--- DATA FOR THE TASK ---

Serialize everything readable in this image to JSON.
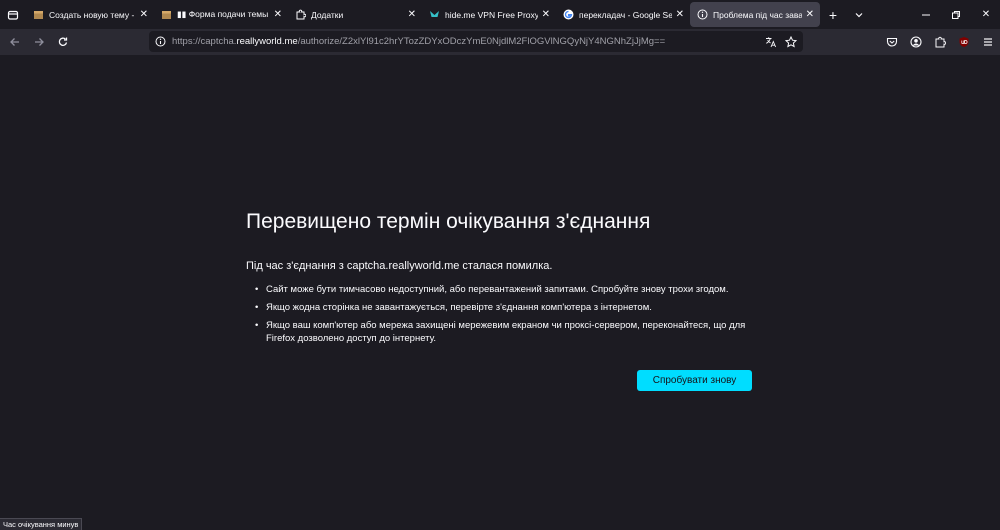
{
  "tabs": [
    {
      "title": "Создать новую тему - Real",
      "favicon": "box-icon"
    },
    {
      "title": "▮▮ Форма подачи темы о н",
      "favicon": "box-icon"
    },
    {
      "title": "Додатки",
      "favicon": "puzzle-icon"
    },
    {
      "title": "hide.me VPN Free Proxy – О",
      "favicon": "hideme-icon"
    },
    {
      "title": "перекладач - Google Search",
      "favicon": "google-icon"
    },
    {
      "title": "Проблема під час завантаж",
      "favicon": "info-icon"
    }
  ],
  "address_bar": {
    "url_prefix": "https://captcha.",
    "url_domain": "reallyworld.me",
    "url_suffix": "/authorize/Z2xlYl91c2hrYTozZDYxODczYmE0NjdlM2FlOGVlNGQyNjY4NGNhZjJjMg=="
  },
  "error_page": {
    "title": "Перевищено термін очікування з'єднання",
    "description": "Під час з'єднання з captcha.reallyworld.me сталася помилка.",
    "bullets": [
      "Сайт може бути тимчасово недоступний, або перевантажений запитами. Спробуйте знову трохи згодом.",
      "Якщо жодна сторінка не завантажується, перевірте з'єднання комп'ютера з інтернетом.",
      "Якщо ваш комп'ютер або мережа захищені мережевим екраном чи проксі-сервером, переконайтеся, що для Firefox дозволено доступ до інтернету."
    ],
    "retry_label": "Спробувати знову"
  },
  "status_bar": {
    "text": "Час очікування минув"
  },
  "colors": {
    "accent": "#00ddff",
    "background": "#1c1b22",
    "toolbar": "#2b2a33",
    "active_tab": "#42414d"
  }
}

---

#### [INSTRUCTION]
Report how many lines of the records above contain the word "Якщо", and give only that number.

#### [FINISHED EXERCISE]
2